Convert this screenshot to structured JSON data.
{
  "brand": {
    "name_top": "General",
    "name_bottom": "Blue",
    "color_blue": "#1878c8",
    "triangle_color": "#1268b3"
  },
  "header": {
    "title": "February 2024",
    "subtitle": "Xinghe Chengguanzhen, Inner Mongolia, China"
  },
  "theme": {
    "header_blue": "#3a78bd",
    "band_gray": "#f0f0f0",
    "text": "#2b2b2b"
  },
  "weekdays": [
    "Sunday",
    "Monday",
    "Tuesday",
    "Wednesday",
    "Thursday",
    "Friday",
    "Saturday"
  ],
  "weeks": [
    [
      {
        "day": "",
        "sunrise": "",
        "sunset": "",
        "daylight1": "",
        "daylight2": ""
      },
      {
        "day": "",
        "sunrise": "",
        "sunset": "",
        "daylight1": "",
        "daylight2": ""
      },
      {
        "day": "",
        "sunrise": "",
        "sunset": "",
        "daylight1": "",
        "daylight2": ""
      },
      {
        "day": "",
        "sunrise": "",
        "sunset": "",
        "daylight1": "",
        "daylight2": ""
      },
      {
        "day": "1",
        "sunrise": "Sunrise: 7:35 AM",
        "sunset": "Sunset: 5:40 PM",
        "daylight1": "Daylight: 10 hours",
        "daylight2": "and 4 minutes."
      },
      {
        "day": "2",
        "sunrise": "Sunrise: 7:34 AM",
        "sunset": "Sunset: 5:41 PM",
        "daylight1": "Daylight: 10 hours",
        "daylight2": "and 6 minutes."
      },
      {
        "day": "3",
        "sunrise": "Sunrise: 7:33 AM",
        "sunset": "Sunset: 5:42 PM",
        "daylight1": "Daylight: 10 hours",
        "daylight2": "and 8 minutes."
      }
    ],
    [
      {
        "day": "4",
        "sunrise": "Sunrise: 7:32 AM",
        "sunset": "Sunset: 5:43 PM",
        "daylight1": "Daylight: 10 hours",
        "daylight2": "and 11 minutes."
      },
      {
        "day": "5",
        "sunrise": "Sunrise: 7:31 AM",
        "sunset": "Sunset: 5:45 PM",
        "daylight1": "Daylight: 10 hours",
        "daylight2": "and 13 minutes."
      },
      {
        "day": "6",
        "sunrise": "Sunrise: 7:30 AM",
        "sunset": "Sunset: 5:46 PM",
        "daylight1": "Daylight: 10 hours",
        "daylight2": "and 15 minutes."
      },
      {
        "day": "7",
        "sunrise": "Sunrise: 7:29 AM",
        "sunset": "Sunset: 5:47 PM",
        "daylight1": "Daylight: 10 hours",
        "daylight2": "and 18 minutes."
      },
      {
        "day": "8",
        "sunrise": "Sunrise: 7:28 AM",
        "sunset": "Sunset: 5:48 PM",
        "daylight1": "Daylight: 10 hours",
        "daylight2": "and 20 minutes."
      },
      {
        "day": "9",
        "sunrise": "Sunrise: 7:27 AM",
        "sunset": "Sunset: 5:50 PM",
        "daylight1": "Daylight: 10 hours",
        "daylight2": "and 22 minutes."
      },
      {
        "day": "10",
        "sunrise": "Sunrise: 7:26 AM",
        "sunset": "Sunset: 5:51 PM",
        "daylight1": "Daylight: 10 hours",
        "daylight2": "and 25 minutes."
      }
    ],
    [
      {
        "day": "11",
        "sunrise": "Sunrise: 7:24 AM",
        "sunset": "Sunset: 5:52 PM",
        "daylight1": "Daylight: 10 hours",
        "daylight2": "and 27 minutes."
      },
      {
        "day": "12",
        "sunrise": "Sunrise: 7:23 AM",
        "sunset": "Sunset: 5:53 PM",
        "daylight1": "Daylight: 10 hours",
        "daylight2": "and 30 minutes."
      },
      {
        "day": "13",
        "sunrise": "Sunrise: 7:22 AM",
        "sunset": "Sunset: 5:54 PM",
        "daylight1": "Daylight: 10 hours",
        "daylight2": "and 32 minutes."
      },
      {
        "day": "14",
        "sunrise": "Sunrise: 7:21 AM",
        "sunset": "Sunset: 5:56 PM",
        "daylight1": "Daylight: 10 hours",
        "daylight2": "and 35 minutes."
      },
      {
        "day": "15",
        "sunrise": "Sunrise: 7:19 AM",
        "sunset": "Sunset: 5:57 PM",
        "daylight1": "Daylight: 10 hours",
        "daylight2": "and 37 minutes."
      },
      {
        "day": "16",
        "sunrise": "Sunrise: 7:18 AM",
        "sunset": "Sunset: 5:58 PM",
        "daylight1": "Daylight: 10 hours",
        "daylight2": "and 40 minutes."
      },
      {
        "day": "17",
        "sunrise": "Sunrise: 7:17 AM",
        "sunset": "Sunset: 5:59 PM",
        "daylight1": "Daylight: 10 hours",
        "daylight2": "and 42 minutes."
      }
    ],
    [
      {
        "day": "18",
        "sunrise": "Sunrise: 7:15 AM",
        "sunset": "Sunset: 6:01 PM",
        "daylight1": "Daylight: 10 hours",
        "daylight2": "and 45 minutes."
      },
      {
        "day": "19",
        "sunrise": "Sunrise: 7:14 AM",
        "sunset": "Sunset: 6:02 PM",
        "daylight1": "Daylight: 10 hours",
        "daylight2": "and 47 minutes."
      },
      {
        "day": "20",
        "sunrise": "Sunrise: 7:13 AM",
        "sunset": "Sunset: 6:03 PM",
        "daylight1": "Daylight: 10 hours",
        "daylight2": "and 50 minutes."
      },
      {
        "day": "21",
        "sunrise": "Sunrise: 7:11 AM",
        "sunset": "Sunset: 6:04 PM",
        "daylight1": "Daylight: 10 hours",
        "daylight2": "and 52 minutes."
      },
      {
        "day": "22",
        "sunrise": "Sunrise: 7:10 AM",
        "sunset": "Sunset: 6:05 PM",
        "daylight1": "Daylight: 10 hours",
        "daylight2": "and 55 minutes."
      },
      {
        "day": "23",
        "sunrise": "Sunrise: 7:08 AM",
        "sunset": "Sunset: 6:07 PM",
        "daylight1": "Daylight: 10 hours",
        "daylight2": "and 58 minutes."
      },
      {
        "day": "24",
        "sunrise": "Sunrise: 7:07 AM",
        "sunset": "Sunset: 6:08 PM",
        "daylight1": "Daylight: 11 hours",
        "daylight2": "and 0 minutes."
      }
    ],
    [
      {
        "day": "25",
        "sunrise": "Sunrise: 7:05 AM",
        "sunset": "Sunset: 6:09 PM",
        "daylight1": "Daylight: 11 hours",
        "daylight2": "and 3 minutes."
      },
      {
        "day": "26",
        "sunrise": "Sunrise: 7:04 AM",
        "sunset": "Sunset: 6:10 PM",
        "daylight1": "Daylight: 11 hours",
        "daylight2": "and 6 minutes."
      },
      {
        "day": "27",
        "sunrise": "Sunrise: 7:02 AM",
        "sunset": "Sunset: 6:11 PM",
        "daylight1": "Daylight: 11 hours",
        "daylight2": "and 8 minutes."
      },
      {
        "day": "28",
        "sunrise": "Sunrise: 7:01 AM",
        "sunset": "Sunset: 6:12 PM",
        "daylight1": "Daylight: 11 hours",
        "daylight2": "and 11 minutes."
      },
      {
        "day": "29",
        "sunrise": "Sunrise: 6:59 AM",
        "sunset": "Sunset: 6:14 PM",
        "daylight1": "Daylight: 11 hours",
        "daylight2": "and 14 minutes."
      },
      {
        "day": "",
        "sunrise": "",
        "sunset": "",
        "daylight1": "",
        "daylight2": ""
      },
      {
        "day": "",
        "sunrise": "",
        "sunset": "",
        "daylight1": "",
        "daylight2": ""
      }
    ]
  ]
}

• [Instructions to follow]
Transcribe the whole listing exactly.

• [Full response]
Convert this screenshot to structured JSON data.
{
  "brand": {
    "name_top": "General",
    "name_bottom": "Blue",
    "color_blue": "#1878c8",
    "triangle_color": "#1268b3"
  },
  "header": {
    "title": "February 2024",
    "subtitle": "Xinghe Chengguanzhen, Inner Mongolia, China"
  },
  "theme": {
    "header_blue": "#3a78bd",
    "band_gray": "#f0f0f0",
    "text": "#2b2b2b"
  },
  "weekdays": [
    "Sunday",
    "Monday",
    "Tuesday",
    "Wednesday",
    "Thursday",
    "Friday",
    "Saturday"
  ],
  "weeks": [
    [
      {
        "day": "",
        "sunrise": "",
        "sunset": "",
        "daylight1": "",
        "daylight2": ""
      },
      {
        "day": "",
        "sunrise": "",
        "sunset": "",
        "daylight1": "",
        "daylight2": ""
      },
      {
        "day": "",
        "sunrise": "",
        "sunset": "",
        "daylight1": "",
        "daylight2": ""
      },
      {
        "day": "",
        "sunrise": "",
        "sunset": "",
        "daylight1": "",
        "daylight2": ""
      },
      {
        "day": "1",
        "sunrise": "Sunrise: 7:35 AM",
        "sunset": "Sunset: 5:40 PM",
        "daylight1": "Daylight: 10 hours",
        "daylight2": "and 4 minutes."
      },
      {
        "day": "2",
        "sunrise": "Sunrise: 7:34 AM",
        "sunset": "Sunset: 5:41 PM",
        "daylight1": "Daylight: 10 hours",
        "daylight2": "and 6 minutes."
      },
      {
        "day": "3",
        "sunrise": "Sunrise: 7:33 AM",
        "sunset": "Sunset: 5:42 PM",
        "daylight1": "Daylight: 10 hours",
        "daylight2": "and 8 minutes."
      }
    ],
    [
      {
        "day": "4",
        "sunrise": "Sunrise: 7:32 AM",
        "sunset": "Sunset: 5:43 PM",
        "daylight1": "Daylight: 10 hours",
        "daylight2": "and 11 minutes."
      },
      {
        "day": "5",
        "sunrise": "Sunrise: 7:31 AM",
        "sunset": "Sunset: 5:45 PM",
        "daylight1": "Daylight: 10 hours",
        "daylight2": "and 13 minutes."
      },
      {
        "day": "6",
        "sunrise": "Sunrise: 7:30 AM",
        "sunset": "Sunset: 5:46 PM",
        "daylight1": "Daylight: 10 hours",
        "daylight2": "and 15 minutes."
      },
      {
        "day": "7",
        "sunrise": "Sunrise: 7:29 AM",
        "sunset": "Sunset: 5:47 PM",
        "daylight1": "Daylight: 10 hours",
        "daylight2": "and 18 minutes."
      },
      {
        "day": "8",
        "sunrise": "Sunrise: 7:28 AM",
        "sunset": "Sunset: 5:48 PM",
        "daylight1": "Daylight: 10 hours",
        "daylight2": "and 20 minutes."
      },
      {
        "day": "9",
        "sunrise": "Sunrise: 7:27 AM",
        "sunset": "Sunset: 5:50 PM",
        "daylight1": "Daylight: 10 hours",
        "daylight2": "and 22 minutes."
      },
      {
        "day": "10",
        "sunrise": "Sunrise: 7:26 AM",
        "sunset": "Sunset: 5:51 PM",
        "daylight1": "Daylight: 10 hours",
        "daylight2": "and 25 minutes."
      }
    ],
    [
      {
        "day": "11",
        "sunrise": "Sunrise: 7:24 AM",
        "sunset": "Sunset: 5:52 PM",
        "daylight1": "Daylight: 10 hours",
        "daylight2": "and 27 minutes."
      },
      {
        "day": "12",
        "sunrise": "Sunrise: 7:23 AM",
        "sunset": "Sunset: 5:53 PM",
        "daylight1": "Daylight: 10 hours",
        "daylight2": "and 30 minutes."
      },
      {
        "day": "13",
        "sunrise": "Sunrise: 7:22 AM",
        "sunset": "Sunset: 5:54 PM",
        "daylight1": "Daylight: 10 hours",
        "daylight2": "and 32 minutes."
      },
      {
        "day": "14",
        "sunrise": "Sunrise: 7:21 AM",
        "sunset": "Sunset: 5:56 PM",
        "daylight1": "Daylight: 10 hours",
        "daylight2": "and 35 minutes."
      },
      {
        "day": "15",
        "sunrise": "Sunrise: 7:19 AM",
        "sunset": "Sunset: 5:57 PM",
        "daylight1": "Daylight: 10 hours",
        "daylight2": "and 37 minutes."
      },
      {
        "day": "16",
        "sunrise": "Sunrise: 7:18 AM",
        "sunset": "Sunset: 5:58 PM",
        "daylight1": "Daylight: 10 hours",
        "daylight2": "and 40 minutes."
      },
      {
        "day": "17",
        "sunrise": "Sunrise: 7:17 AM",
        "sunset": "Sunset: 5:59 PM",
        "daylight1": "Daylight: 10 hours",
        "daylight2": "and 42 minutes."
      }
    ],
    [
      {
        "day": "18",
        "sunrise": "Sunrise: 7:15 AM",
        "sunset": "Sunset: 6:01 PM",
        "daylight1": "Daylight: 10 hours",
        "daylight2": "and 45 minutes."
      },
      {
        "day": "19",
        "sunrise": "Sunrise: 7:14 AM",
        "sunset": "Sunset: 6:02 PM",
        "daylight1": "Daylight: 10 hours",
        "daylight2": "and 47 minutes."
      },
      {
        "day": "20",
        "sunrise": "Sunrise: 7:13 AM",
        "sunset": "Sunset: 6:03 PM",
        "daylight1": "Daylight: 10 hours",
        "daylight2": "and 50 minutes."
      },
      {
        "day": "21",
        "sunrise": "Sunrise: 7:11 AM",
        "sunset": "Sunset: 6:04 PM",
        "daylight1": "Daylight: 10 hours",
        "daylight2": "and 52 minutes."
      },
      {
        "day": "22",
        "sunrise": "Sunrise: 7:10 AM",
        "sunset": "Sunset: 6:05 PM",
        "daylight1": "Daylight: 10 hours",
        "daylight2": "and 55 minutes."
      },
      {
        "day": "23",
        "sunrise": "Sunrise: 7:08 AM",
        "sunset": "Sunset: 6:07 PM",
        "daylight1": "Daylight: 10 hours",
        "daylight2": "and 58 minutes."
      },
      {
        "day": "24",
        "sunrise": "Sunrise: 7:07 AM",
        "sunset": "Sunset: 6:08 PM",
        "daylight1": "Daylight: 11 hours",
        "daylight2": "and 0 minutes."
      }
    ],
    [
      {
        "day": "25",
        "sunrise": "Sunrise: 7:05 AM",
        "sunset": "Sunset: 6:09 PM",
        "daylight1": "Daylight: 11 hours",
        "daylight2": "and 3 minutes."
      },
      {
        "day": "26",
        "sunrise": "Sunrise: 7:04 AM",
        "sunset": "Sunset: 6:10 PM",
        "daylight1": "Daylight: 11 hours",
        "daylight2": "and 6 minutes."
      },
      {
        "day": "27",
        "sunrise": "Sunrise: 7:02 AM",
        "sunset": "Sunset: 6:11 PM",
        "daylight1": "Daylight: 11 hours",
        "daylight2": "and 8 minutes."
      },
      {
        "day": "28",
        "sunrise": "Sunrise: 7:01 AM",
        "sunset": "Sunset: 6:12 PM",
        "daylight1": "Daylight: 11 hours",
        "daylight2": "and 11 minutes."
      },
      {
        "day": "29",
        "sunrise": "Sunrise: 6:59 AM",
        "sunset": "Sunset: 6:14 PM",
        "daylight1": "Daylight: 11 hours",
        "daylight2": "and 14 minutes."
      },
      {
        "day": "",
        "sunrise": "",
        "sunset": "",
        "daylight1": "",
        "daylight2": ""
      },
      {
        "day": "",
        "sunrise": "",
        "sunset": "",
        "daylight1": "",
        "daylight2": ""
      }
    ]
  ]
}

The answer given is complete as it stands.